— Given request —
How many lines in the listing below include the word "或飞来耳"? Answer with the number and nothing else.

** START Provided material **

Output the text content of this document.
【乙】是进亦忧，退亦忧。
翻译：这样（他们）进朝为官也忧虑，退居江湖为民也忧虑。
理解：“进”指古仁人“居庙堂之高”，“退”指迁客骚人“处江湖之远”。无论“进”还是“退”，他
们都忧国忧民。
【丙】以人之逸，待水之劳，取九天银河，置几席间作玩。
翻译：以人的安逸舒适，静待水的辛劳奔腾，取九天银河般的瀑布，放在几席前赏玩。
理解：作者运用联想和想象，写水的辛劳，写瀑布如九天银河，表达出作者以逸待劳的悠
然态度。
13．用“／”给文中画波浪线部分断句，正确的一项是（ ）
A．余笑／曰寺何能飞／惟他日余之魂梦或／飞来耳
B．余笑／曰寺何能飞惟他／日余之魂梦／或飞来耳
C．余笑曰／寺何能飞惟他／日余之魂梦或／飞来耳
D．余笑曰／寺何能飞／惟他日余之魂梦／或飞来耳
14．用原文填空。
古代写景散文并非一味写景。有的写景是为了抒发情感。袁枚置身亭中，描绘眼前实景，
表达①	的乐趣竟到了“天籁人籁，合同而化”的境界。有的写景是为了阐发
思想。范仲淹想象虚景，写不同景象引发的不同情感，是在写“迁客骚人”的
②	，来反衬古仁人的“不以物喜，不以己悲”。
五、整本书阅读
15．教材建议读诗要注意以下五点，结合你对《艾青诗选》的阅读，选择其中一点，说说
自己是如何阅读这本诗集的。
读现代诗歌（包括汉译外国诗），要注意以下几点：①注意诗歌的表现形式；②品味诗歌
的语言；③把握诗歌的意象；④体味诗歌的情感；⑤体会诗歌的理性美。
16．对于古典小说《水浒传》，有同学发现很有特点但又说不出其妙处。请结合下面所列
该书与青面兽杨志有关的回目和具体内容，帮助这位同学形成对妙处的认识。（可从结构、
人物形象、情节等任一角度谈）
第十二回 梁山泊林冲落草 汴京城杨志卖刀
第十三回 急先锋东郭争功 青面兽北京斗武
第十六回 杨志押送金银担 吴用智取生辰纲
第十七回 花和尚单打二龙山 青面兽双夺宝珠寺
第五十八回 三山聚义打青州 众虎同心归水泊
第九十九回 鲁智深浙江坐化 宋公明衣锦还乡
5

** END Provided material **

— Solution —
2